• Problem to solve: Can you lay out the stretch of the listing from its first line through the line containing "y-tick-label: 45.50: [1349, 117, 1374, 128]", both included, as a JSON list of strings with one string per line and no blank lines?

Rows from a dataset
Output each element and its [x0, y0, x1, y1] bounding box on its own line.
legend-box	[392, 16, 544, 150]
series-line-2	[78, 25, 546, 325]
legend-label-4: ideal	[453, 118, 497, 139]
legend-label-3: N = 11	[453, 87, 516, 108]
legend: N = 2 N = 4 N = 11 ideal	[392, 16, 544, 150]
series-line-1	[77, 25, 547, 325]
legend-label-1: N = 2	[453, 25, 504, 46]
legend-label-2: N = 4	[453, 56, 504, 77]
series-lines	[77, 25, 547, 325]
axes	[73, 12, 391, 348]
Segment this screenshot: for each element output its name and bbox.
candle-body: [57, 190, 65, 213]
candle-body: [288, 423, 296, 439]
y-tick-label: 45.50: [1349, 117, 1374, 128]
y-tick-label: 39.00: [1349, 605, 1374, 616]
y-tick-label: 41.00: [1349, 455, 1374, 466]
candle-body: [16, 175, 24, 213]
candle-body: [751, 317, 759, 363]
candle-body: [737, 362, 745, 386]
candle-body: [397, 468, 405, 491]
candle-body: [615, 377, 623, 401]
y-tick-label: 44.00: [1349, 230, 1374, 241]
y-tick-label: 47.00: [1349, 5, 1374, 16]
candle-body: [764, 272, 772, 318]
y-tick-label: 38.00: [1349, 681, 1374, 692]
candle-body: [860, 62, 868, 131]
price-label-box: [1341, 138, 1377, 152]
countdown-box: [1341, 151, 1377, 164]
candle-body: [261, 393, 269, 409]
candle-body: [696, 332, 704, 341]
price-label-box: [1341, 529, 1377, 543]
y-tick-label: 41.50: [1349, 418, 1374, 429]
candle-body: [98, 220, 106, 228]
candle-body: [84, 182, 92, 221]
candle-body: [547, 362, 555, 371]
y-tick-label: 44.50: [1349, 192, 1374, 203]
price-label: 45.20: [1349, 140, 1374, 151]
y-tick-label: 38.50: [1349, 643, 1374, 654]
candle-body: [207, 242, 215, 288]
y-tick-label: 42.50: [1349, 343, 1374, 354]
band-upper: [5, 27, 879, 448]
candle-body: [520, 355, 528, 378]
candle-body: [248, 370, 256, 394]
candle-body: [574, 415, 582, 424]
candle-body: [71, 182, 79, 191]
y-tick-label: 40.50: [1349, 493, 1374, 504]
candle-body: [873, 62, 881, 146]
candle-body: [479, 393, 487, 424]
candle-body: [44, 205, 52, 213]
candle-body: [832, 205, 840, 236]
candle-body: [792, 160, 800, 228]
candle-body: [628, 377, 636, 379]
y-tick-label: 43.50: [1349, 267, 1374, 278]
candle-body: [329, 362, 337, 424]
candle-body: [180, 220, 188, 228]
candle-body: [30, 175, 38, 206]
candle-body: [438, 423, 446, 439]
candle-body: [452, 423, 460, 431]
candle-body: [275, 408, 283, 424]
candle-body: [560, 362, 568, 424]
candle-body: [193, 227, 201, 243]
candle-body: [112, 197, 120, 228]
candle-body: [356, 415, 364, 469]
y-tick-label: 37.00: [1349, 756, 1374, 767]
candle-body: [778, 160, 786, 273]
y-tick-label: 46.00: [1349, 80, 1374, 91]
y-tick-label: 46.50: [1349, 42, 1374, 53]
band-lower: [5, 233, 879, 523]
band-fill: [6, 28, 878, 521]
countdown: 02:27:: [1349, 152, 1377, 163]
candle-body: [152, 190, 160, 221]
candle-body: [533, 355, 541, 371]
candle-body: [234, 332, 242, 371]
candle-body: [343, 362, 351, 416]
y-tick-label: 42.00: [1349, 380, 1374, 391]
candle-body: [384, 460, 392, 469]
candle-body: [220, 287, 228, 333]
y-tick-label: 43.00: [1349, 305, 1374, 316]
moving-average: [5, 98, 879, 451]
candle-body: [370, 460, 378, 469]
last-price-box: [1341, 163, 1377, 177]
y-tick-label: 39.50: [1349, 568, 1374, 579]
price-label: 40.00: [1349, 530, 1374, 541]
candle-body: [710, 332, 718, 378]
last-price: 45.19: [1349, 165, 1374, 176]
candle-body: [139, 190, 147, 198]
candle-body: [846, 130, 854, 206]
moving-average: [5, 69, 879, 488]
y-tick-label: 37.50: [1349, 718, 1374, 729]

• Result:
[
  "Output each element and its [x0, y0, x1, y1] bounding box on its own line.",
  "legend-box\t[392, 16, 544, 150]",
  "series-line-2\t[78, 25, 546, 325]",
  "legend-label-4: ideal\t[453, 118, 497, 139]",
  "legend-label-3: N = 11\t[453, 87, 516, 108]",
  "legend: N = 2 N = 4 N = 11 ideal\t[392, 16, 544, 150]",
  "series-line-1\t[77, 25, 547, 325]",
  "legend-label-1: N = 2\t[453, 25, 504, 46]",
  "legend-label-2: N = 4\t[453, 56, 504, 77]",
  "series-lines\t[77, 25, 547, 325]",
  "axes\t[73, 12, 391, 348]",
  "Segment this screenshot: for each element output its name and bbox.",
  "candle-body: [57, 190, 65, 213]",
  "candle-body: [288, 423, 296, 439]",
  "y-tick-label: 45.50: [1349, 117, 1374, 128]"
]